## WRITTEN EXERCISE
Retype the whole listing verbatim and keep the pictures out of it.

#### SUPPLIED DATA

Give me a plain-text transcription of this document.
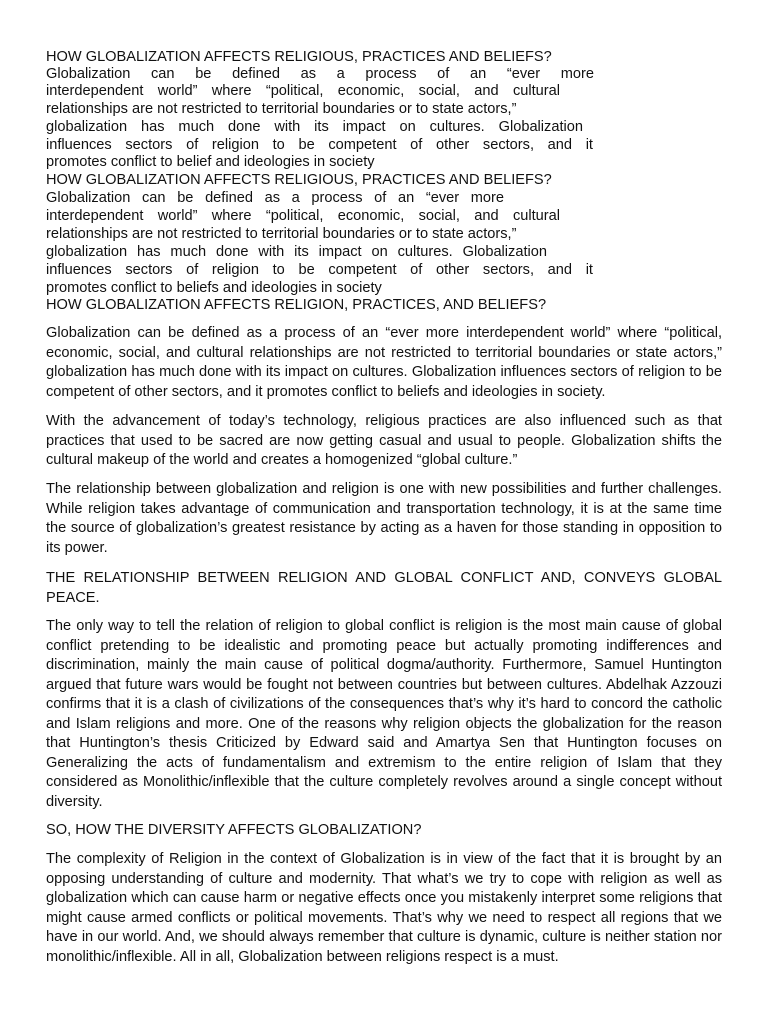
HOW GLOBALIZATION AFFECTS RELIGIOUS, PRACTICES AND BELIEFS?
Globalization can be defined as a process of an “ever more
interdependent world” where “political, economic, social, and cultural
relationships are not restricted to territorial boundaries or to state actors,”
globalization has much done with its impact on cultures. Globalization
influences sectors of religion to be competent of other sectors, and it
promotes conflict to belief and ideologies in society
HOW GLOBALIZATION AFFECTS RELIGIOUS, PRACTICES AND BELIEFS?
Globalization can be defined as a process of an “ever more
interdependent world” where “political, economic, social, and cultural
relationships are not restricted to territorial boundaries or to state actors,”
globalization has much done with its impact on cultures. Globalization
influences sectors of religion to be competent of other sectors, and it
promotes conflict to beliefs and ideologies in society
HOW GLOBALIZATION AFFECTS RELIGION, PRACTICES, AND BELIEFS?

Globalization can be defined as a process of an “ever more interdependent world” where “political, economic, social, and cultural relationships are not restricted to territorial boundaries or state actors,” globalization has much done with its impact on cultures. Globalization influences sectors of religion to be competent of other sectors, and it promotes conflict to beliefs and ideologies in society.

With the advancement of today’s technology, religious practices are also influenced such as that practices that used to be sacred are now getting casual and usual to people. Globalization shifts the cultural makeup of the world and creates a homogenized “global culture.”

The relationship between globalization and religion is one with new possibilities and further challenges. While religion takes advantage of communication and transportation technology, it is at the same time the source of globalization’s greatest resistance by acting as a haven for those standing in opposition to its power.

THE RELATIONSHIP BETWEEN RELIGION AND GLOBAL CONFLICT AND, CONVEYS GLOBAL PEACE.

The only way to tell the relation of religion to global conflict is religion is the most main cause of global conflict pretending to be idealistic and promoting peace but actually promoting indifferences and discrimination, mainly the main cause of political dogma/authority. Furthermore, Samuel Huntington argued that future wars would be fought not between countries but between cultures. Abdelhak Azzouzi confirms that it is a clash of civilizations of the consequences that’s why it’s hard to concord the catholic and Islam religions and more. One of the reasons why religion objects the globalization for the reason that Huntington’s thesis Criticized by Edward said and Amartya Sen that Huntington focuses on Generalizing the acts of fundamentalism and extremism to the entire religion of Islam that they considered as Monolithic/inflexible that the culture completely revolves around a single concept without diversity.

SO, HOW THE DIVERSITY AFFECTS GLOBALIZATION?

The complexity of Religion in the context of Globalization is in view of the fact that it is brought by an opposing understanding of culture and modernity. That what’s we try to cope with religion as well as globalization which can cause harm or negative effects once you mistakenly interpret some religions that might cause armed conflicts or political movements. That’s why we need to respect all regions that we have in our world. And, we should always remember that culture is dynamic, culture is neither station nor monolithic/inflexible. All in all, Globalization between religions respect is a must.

########

## WRITTEN REPLY
Give me a plain-text transcription of this document.
HOW GLOBALIZATION AFFECTS RELIGIOUS, PRACTICES AND BELIEFS?
Globalization can be defined as a process of an “ever more
interdependent world” where “political, economic, social, and cultural
relationships are not restricted to territorial boundaries or to state actors,”
globalization has much done with its impact on cultures. Globalization
influences sectors of religion to be competent of other sectors, and it
promotes conflict to belief and ideologies in society
HOW GLOBALIZATION AFFECTS RELIGIOUS, PRACTICES AND BELIEFS?
Globalization can be defined as a process of an “ever more
interdependent world” where “political, economic, social, and cultural
relationships are not restricted to territorial boundaries or to state actors,”
globalization has much done with its impact on cultures. Globalization
influences sectors of religion to be competent of other sectors, and it
promotes conflict to beliefs and ideologies in society
HOW GLOBALIZATION AFFECTS RELIGION, PRACTICES, AND BELIEFS?

Globalization can be defined as a process of an “ever more interdependent world” where “political, economic, social, and cultural relationships are not restricted to territorial boundaries or state actors,” globalization has much done with its impact on cultures. Globalization influences sectors of religion to be competent of other sectors, and it promotes conflict to beliefs and ideologies in society.

With the advancement of today’s technology, religious practices are also influenced such as that practices that used to be sacred are now getting casual and usual to people. Globalization shifts the cultural makeup of the world and creates a homogenized “global culture.”

The relationship between globalization and religion is one with new possibilities and further challenges. While religion takes advantage of communication and transportation technology, it is at the same time the source of globalization’s greatest resistance by acting as a haven for those standing in opposition to its power.

THE RELATIONSHIP BETWEEN RELIGION AND GLOBAL CONFLICT AND, CONVEYS GLOBAL PEACE.

The only way to tell the relation of religion to global conflict is religion is the most main cause of global conflict pretending to be idealistic and promoting peace but actually promoting indifferences and discrimination, mainly the main cause of political dogma/authority. Furthermore, Samuel Huntington argued that future wars would be fought not between countries but between cultures. Abdelhak Azzouzi confirms that it is a clash of civilizations of the consequences that’s why it’s hard to concord the catholic and Islam religions and more. One of the reasons why religion objects the globalization for the reason that Huntington’s thesis Criticized by Edward said and Amartya Sen that Huntington focuses on Generalizing the acts of fundamentalism and extremism to the entire religion of Islam that they considered as Monolithic/inflexible that the culture completely revolves around a single concept without diversity.

SO, HOW THE DIVERSITY AFFECTS GLOBALIZATION?

The complexity of Religion in the context of Globalization is in view of the fact that it is brought by an opposing understanding of culture and modernity. That what’s we try to cope with religion as well as globalization which can cause harm or negative effects once you mistakenly interpret some religions that might cause armed conflicts or political movements. That’s why we need to respect all regions that we have in our world. And, we should always remember that culture is dynamic, culture is neither station nor monolithic/inflexible. All in all, Globalization between religions respect is a must.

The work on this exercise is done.